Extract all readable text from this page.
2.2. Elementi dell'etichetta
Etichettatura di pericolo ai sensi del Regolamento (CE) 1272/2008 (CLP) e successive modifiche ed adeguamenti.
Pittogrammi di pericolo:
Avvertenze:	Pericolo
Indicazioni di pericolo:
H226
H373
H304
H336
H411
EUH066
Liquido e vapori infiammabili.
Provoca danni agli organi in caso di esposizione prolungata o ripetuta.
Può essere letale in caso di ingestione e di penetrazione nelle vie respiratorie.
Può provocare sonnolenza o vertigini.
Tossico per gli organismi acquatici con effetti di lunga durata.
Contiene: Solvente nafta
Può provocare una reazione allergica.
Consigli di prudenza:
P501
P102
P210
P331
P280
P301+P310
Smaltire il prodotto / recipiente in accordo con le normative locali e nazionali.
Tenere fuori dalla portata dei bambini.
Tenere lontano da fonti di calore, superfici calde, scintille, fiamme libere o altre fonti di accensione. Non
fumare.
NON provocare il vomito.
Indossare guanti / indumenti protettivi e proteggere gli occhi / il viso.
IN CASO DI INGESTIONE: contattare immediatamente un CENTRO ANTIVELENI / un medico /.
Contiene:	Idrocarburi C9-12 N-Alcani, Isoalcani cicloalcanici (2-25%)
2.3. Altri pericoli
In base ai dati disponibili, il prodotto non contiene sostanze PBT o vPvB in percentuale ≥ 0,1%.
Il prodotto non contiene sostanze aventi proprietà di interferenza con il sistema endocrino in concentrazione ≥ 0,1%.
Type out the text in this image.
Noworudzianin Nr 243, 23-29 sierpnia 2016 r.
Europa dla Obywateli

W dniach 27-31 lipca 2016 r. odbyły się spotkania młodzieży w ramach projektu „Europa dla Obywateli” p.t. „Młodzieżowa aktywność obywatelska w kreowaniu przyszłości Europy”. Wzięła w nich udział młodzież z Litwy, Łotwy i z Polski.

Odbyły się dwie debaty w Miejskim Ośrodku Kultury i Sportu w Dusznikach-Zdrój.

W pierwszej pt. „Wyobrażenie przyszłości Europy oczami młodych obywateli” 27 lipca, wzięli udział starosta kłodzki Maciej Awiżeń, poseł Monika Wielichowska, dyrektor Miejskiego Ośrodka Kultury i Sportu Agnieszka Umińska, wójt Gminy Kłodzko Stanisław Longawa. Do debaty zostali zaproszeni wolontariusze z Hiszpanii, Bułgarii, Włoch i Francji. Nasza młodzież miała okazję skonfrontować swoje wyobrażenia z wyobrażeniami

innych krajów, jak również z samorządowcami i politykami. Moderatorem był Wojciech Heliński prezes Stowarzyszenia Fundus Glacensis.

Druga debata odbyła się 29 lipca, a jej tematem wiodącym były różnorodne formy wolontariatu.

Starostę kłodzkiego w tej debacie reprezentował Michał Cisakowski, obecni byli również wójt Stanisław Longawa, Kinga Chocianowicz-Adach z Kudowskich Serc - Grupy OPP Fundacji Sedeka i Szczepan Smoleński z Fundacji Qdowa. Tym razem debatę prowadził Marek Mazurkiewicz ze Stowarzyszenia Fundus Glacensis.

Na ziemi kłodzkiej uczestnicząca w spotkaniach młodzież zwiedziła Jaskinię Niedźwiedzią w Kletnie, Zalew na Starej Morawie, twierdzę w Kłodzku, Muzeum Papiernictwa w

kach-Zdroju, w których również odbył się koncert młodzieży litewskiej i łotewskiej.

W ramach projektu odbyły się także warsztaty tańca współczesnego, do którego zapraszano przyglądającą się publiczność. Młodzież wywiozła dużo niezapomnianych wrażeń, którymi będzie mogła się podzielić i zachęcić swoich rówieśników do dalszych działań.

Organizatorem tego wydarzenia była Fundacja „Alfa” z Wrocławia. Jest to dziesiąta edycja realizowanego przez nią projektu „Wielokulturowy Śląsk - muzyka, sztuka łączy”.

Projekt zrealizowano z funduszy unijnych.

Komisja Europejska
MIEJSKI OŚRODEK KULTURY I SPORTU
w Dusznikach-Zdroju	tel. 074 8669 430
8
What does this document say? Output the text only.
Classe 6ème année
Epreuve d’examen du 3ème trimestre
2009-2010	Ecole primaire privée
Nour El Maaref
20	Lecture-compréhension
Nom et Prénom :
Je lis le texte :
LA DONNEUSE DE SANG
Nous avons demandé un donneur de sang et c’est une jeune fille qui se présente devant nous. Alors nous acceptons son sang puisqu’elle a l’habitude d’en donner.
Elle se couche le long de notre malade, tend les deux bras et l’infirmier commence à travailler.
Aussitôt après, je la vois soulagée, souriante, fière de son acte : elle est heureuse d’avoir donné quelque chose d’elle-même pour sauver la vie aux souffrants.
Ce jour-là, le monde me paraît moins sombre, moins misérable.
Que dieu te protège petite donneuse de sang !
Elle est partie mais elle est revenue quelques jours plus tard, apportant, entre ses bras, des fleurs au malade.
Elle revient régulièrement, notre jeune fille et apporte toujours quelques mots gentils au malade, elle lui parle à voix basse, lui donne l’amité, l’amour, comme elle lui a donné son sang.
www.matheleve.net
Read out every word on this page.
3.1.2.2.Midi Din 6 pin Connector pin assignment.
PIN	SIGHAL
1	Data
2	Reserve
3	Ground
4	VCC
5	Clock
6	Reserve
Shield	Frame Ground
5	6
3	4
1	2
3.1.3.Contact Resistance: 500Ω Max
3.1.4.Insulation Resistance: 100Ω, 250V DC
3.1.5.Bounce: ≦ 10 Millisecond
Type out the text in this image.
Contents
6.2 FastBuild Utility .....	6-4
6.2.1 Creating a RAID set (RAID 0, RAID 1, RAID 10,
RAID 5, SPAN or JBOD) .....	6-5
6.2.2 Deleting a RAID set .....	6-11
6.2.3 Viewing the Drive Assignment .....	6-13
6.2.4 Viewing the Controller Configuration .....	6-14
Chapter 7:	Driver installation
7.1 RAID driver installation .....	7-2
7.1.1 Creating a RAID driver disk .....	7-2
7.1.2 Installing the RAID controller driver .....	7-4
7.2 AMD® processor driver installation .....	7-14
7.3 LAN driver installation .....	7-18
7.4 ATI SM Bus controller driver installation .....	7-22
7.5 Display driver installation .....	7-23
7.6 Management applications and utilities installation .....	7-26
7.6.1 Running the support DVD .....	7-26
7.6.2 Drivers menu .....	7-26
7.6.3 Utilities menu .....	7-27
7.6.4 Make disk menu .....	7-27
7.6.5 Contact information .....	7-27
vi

======

TO BE DONE =>
Exactly as shown, repeat every record.

THE RESULT =>
Extract all readable text from this page.
2.2. Elementi dell'etichetta
Etichettatura di pericolo ai sensi del Regolamento (CE) 1272/2008 (CLP) e successive modifiche ed adeguamenti.
Pittogrammi di pericolo:
Avvertenze:	Pericolo
Indicazioni di pericolo:
H226
H373
H304
H336
H411
EUH066
Liquido e vapori infiammabili.
Provoca danni agli organi in caso di esposizione prolungata o ripetuta.
Può essere letale in caso di ingestione e di penetrazione nelle vie respiratorie.
Può provocare sonnolenza o vertigini.
Tossico per gli organismi acquatici con effetti di lunga durata.
Contiene: Solvente nafta
Può provocare una reazione allergica.
Consigli di prudenza:
P501
P102
P210
P331
P280
P301+P310
Smaltire il prodotto / recipiente in accordo con le normative locali e nazionali.
Tenere fuori dalla portata dei bambini.
Tenere lontano da fonti di calore, superfici calde, scintille, fiamme libere o altre fonti di accensione. Non
fumare.
NON provocare il vomito.
Indossare guanti / indumenti protettivi e proteggere gli occhi / il viso.
IN CASO DI INGESTIONE: contattare immediatamente un CENTRO ANTIVELENI / un medico /.
Contiene:	Idrocarburi C9-12 N-Alcani, Isoalcani cicloalcanici (2-25%)
2.3. Altri pericoli
In base ai dati disponibili, il prodotto non contiene sostanze PBT o vPvB in percentuale ≥ 0,1%.
Il prodotto non contiene sostanze aventi proprietà di interferenza con il sistema endocrino in concentrazione ≥ 0,1%.
Type out the text in this image.
Noworudzianin Nr 243, 23-29 sierpnia 2016 r.
Europa dla Obywateli

W dniach 27-31 lipca 2016 r. odbyły się spotkania młodzieży w ramach projektu „Europa dla Obywateli” p.t. „Młodzieżowa aktywność obywatelska w kreowaniu przyszłości Europy”. Wzięła w nich udział młodzież z Litwy, Łotwy i z Polski.

Odbyły się dwie debaty w Miejskim Ośrodku Kultury i Sportu w Dusznikach-Zdrój.

W pierwszej pt. „Wyobrażenie przyszłości Europy oczami młodych obywateli” 27 lipca, wzięli udział starosta kłodzki Maciej Awiżeń, poseł Monika Wielichowska, dyrektor Miejskiego Ośrodka Kultury i Sportu Agnieszka Umińska, wójt Gminy Kłodzko Stanisław Longawa. Do debaty zostali zaproszeni wolontariusze z Hiszpanii, Bułgarii, Włoch i Francji. Nasza młodzież miała okazję skonfrontować swoje wyobrażenia z wyobrażeniami

innych krajów, jak również z samorządowcami i politykami. Moderatorem był Wojciech Heliński prezes Stowarzyszenia Fundus Glacensis.

Druga debata odbyła się 29 lipca, a jej tematem wiodącym były różnorodne formy wolontariatu.

Starostę kłodzkiego w tej debacie reprezentował Michał Cisakowski, obecni byli również wójt Stanisław Longawa, Kinga Chocianowicz-Adach z Kudowskich Serc - Grupy OPP Fundacji Sedeka i Szczepan Smoleński z Fundacji Qdowa. Tym razem debatę prowadził Marek Mazurkiewicz ze Stowarzyszenia Fundus Glacensis.

Na ziemi kłodzkiej uczestnicząca w spotkaniach młodzież zwiedziła Jaskinię Niedźwiedzią w Kletnie, Zalew na Starej Morawie, twierdzę w Kłodzku, Muzeum Papiernictwa w

kach-Zdroju, w których również odbył się koncert młodzieży litewskiej i łotewskiej.

W ramach projektu odbyły się także warsztaty tańca współczesnego, do którego zapraszano przyglądającą się publiczność. Młodzież wywiozła dużo niezapomnianych wrażeń, którymi będzie mogła się podzielić i zachęcić swoich rówieśników do dalszych działań.

Organizatorem tego wydarzenia była Fundacja „Alfa” z Wrocławia. Jest to dziesiąta edycja realizowanego przez nią projektu „Wielokulturowy Śląsk - muzyka, sztuka łączy”.

Projekt zrealizowano z funduszy unijnych.

Komisja Europejska
MIEJSKI OŚRODEK KULTURY I SPORTU
w Dusznikach-Zdroju	tel. 074 8669 430
8
What does this document say? Output the text only.
Classe 6ème année
Epreuve d’examen du 3ème trimestre
2009-2010	Ecole primaire privée
Nour El Maaref
20	Lecture-compréhension
Nom et Prénom :
Je lis le texte :
LA DONNEUSE DE SANG
Nous avons demandé un donneur de sang et c’est une jeune fille qui se présente devant nous. Alors nous acceptons son sang puisqu’elle a l’habitude d’en donner.
Elle se couche le long de notre malade, tend les deux bras et l’infirmier commence à travailler.
Aussitôt après, je la vois soulagée, souriante, fière de son acte : elle est heureuse d’avoir donné quelque chose d’elle-même pour sauver la vie aux souffrants.
Ce jour-là, le monde me paraît moins sombre, moins misérable.
Que dieu te protège petite donneuse de sang !
Elle est partie mais elle est revenue quelques jours plus tard, apportant, entre ses bras, des fleurs au malade.
Elle revient régulièrement, notre jeune fille et apporte toujours quelques mots gentils au malade, elle lui parle à voix basse, lui donne l’amité, l’amour, comme elle lui a donné son sang.
www.matheleve.net
Read out every word on this page.
3.1.2.2.Midi Din 6 pin Connector pin assignment.
PIN	SIGHAL
1	Data
2	Reserve
3	Ground
4	VCC
5	Clock
6	Reserve
Shield	Frame Ground
5	6
3	4
1	2
3.1.3.Contact Resistance: 500Ω Max
3.1.4.Insulation Resistance: 100Ω, 250V DC
3.1.5.Bounce: ≦ 10 Millisecond
Type out the text in this image.
Contents
6.2 FastBuild Utility .....	6-4
6.2.1 Creating a RAID set (RAID 0, RAID 1, RAID 10,
RAID 5, SPAN or JBOD) .....	6-5
6.2.2 Deleting a RAID set .....	6-11
6.2.3 Viewing the Drive Assignment .....	6-13
6.2.4 Viewing the Controller Configuration .....	6-14
Chapter 7:	Driver installation
7.1 RAID driver installation .....	7-2
7.1.1 Creating a RAID driver disk .....	7-2
7.1.2 Installing the RAID controller driver .....	7-4
7.2 AMD® processor driver installation .....	7-14
7.3 LAN driver installation .....	7-18
7.4 ATI SM Bus controller driver installation .....	7-22
7.5 Display driver installation .....	7-23
7.6 Management applications and utilities installation .....	7-26
7.6.1 Running the support DVD .....	7-26
7.6.2 Drivers menu .....	7-26
7.6.3 Utilities menu .....	7-27
7.6.4 Make disk menu .....	7-27
7.6.5 Contact information .....	7-27
vi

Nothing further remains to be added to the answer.